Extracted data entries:
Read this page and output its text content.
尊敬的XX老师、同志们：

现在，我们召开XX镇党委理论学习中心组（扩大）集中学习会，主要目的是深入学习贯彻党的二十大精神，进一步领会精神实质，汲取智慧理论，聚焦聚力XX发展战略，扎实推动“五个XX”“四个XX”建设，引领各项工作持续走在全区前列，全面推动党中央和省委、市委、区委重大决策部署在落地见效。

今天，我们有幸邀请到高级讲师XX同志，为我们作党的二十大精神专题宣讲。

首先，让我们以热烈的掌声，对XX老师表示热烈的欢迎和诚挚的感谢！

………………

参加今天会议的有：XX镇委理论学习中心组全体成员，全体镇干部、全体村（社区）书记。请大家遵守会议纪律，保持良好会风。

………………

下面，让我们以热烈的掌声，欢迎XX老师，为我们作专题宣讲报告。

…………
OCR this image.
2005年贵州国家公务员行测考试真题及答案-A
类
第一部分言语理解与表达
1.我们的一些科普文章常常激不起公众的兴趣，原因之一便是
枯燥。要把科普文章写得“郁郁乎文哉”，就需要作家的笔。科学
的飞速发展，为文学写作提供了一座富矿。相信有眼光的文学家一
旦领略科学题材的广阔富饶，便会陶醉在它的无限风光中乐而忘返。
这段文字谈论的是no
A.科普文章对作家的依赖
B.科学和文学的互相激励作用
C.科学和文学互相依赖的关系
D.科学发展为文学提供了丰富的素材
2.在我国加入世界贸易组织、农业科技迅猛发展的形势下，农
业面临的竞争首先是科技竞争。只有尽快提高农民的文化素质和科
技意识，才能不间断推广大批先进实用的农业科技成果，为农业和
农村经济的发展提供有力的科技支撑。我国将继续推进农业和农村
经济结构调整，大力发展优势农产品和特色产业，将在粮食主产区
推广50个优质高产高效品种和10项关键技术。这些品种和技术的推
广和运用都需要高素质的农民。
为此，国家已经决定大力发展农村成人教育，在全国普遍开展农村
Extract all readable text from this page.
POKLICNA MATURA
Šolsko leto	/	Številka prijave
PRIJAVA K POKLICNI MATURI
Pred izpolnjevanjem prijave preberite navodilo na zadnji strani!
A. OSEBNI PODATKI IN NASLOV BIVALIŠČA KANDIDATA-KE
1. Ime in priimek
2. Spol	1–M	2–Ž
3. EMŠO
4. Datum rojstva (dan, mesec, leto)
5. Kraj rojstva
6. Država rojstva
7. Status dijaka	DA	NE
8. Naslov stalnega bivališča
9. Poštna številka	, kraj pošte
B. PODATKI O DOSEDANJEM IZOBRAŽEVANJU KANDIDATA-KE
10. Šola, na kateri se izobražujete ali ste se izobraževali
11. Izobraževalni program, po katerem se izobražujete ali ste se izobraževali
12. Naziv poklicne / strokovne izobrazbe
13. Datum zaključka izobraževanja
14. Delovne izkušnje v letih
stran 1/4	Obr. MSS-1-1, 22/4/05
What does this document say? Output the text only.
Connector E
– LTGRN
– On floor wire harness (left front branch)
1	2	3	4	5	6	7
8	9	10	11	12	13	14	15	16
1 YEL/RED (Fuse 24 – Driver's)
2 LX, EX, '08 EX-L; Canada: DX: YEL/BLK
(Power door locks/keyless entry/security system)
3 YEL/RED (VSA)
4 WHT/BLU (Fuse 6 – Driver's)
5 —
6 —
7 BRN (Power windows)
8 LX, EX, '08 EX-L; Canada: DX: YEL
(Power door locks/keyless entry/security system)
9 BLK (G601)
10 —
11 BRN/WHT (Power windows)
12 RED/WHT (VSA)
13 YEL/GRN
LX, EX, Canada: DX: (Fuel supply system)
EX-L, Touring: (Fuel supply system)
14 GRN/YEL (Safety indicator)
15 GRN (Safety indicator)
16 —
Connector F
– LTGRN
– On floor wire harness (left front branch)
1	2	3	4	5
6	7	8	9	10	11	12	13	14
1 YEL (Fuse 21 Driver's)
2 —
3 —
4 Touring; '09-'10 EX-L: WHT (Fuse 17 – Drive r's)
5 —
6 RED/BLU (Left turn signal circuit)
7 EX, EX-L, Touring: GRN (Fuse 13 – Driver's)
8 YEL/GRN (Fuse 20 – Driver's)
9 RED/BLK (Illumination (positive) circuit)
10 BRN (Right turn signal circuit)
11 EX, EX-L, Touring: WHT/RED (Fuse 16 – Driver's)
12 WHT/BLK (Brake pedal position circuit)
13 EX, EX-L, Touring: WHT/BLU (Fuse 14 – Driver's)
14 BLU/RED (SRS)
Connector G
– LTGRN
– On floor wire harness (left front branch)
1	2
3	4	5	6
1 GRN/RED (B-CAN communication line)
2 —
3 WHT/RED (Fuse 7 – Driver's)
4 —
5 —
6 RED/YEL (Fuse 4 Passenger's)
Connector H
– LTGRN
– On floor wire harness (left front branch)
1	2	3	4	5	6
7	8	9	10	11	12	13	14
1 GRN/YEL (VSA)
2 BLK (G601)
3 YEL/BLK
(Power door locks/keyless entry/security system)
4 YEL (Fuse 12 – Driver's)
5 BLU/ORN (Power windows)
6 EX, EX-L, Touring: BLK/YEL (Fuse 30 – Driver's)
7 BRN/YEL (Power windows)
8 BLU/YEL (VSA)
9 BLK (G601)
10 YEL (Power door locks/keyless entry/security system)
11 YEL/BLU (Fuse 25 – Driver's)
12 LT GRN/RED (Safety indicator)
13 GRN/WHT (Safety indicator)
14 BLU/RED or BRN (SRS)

(WHAT THIS TASK INVOLVES): Extract every record. Keep wording exact.

(OUTPUT OF THE TASK):
Read this page and output its text content.
尊敬的XX老师、同志们：

现在，我们召开XX镇党委理论学习中心组（扩大）集中学习会，主要目的是深入学习贯彻党的二十大精神，进一步领会精神实质，汲取智慧理论，聚焦聚力XX发展战略，扎实推动“五个XX”“四个XX”建设，引领各项工作持续走在全区前列，全面推动党中央和省委、市委、区委重大决策部署在落地见效。

今天，我们有幸邀请到高级讲师XX同志，为我们作党的二十大精神专题宣讲。

首先，让我们以热烈的掌声，对XX老师表示热烈的欢迎和诚挚的感谢！

………………

参加今天会议的有：XX镇委理论学习中心组全体成员，全体镇干部、全体村（社区）书记。请大家遵守会议纪律，保持良好会风。

………………

下面，让我们以热烈的掌声，欢迎XX老师，为我们作专题宣讲报告。

…………
OCR this image.
2005年贵州国家公务员行测考试真题及答案-A
类
第一部分言语理解与表达
1.我们的一些科普文章常常激不起公众的兴趣，原因之一便是
枯燥。要把科普文章写得“郁郁乎文哉”，就需要作家的笔。科学
的飞速发展，为文学写作提供了一座富矿。相信有眼光的文学家一
旦领略科学题材的广阔富饶，便会陶醉在它的无限风光中乐而忘返。
这段文字谈论的是no
A.科普文章对作家的依赖
B.科学和文学的互相激励作用
C.科学和文学互相依赖的关系
D.科学发展为文学提供了丰富的素材
2.在我国加入世界贸易组织、农业科技迅猛发展的形势下，农
业面临的竞争首先是科技竞争。只有尽快提高农民的文化素质和科
技意识，才能不间断推广大批先进实用的农业科技成果，为农业和
农村经济的发展提供有力的科技支撑。我国将继续推进农业和农村
经济结构调整，大力发展优势农产品和特色产业，将在粮食主产区
推广50个优质高产高效品种和10项关键技术。这些品种和技术的推
广和运用都需要高素质的农民。
为此，国家已经决定大力发展农村成人教育，在全国普遍开展农村
Extract all readable text from this page.
POKLICNA MATURA
Šolsko leto	/	Številka prijave
PRIJAVA K POKLICNI MATURI
Pred izpolnjevanjem prijave preberite navodilo na zadnji strani!
A. OSEBNI PODATKI IN NASLOV BIVALIŠČA KANDIDATA-KE
1. Ime in priimek
2. Spol	1–M	2–Ž
3. EMŠO
4. Datum rojstva (dan, mesec, leto)
5. Kraj rojstva
6. Država rojstva
7. Status dijaka	DA	NE
8. Naslov stalnega bivališča
9. Poštna številka	, kraj pošte
B. PODATKI O DOSEDANJEM IZOBRAŽEVANJU KANDIDATA-KE
10. Šola, na kateri se izobražujete ali ste se izobraževali
11. Izobraževalni program, po katerem se izobražujete ali ste se izobraževali
12. Naziv poklicne / strokovne izobrazbe
13. Datum zaključka izobraževanja
14. Delovne izkušnje v letih
stran 1/4	Obr. MSS-1-1, 22/4/05
What does this document say? Output the text only.
Connector E
– LTGRN
– On floor wire harness (left front branch)
1	2	3	4	5	6	7
8	9	10	11	12	13	14	15	16
1 YEL/RED (Fuse 24 – Driver's)
2 LX, EX, '08 EX-L; Canada: DX: YEL/BLK
(Power door locks/keyless entry/security system)
3 YEL/RED (VSA)
4 WHT/BLU (Fuse 6 – Driver's)
5 —
6 —
7 BRN (Power windows)
8 LX, EX, '08 EX-L; Canada: DX: YEL
(Power door locks/keyless entry/security system)
9 BLK (G601)
10 —
11 BRN/WHT (Power windows)
12 RED/WHT (VSA)
13 YEL/GRN
LX, EX, Canada: DX: (Fuel supply system)
EX-L, Touring: (Fuel supply system)
14 GRN/YEL (Safety indicator)
15 GRN (Safety indicator)
16 —
Connector F
– LTGRN
– On floor wire harness (left front branch)
1	2	3	4	5
6	7	8	9	10	11	12	13	14
1 YEL (Fuse 21 Driver's)
2 —
3 —
4 Touring; '09-'10 EX-L: WHT (Fuse 17 – Drive r's)
5 —
6 RED/BLU (Left turn signal circuit)
7 EX, EX-L, Touring: GRN (Fuse 13 – Driver's)
8 YEL/GRN (Fuse 20 – Driver's)
9 RED/BLK (Illumination (positive) circuit)
10 BRN (Right turn signal circuit)
11 EX, EX-L, Touring: WHT/RED (Fuse 16 – Driver's)
12 WHT/BLK (Brake pedal position circuit)
13 EX, EX-L, Touring: WHT/BLU (Fuse 14 – Driver's)
14 BLU/RED (SRS)
Connector G
– LTGRN
– On floor wire harness (left front branch)
1	2
3	4	5	6
1 GRN/RED (B-CAN communication line)
2 —
3 WHT/RED (Fuse 7 – Driver's)
4 —
5 —
6 RED/YEL (Fuse 4 Passenger's)
Connector H
– LTGRN
– On floor wire harness (left front branch)
1	2	3	4	5	6
7	8	9	10	11	12	13	14
1 GRN/YEL (VSA)
2 BLK (G601)
3 YEL/BLK
(Power door locks/keyless entry/security system)
4 YEL (Fuse 12 – Driver's)
5 BLU/ORN (Power windows)
6 EX, EX-L, Touring: BLK/YEL (Fuse 30 – Driver's)
7 BRN/YEL (Power windows)
8 BLU/YEL (VSA)
9 BLK (G601)
10 YEL (Power door locks/keyless entry/security system)
11 YEL/BLU (Fuse 25 – Driver's)
12 LT GRN/RED (Safety indicator)
13 GRN/WHT (Safety indicator)
14 BLU/RED or BRN (SRS)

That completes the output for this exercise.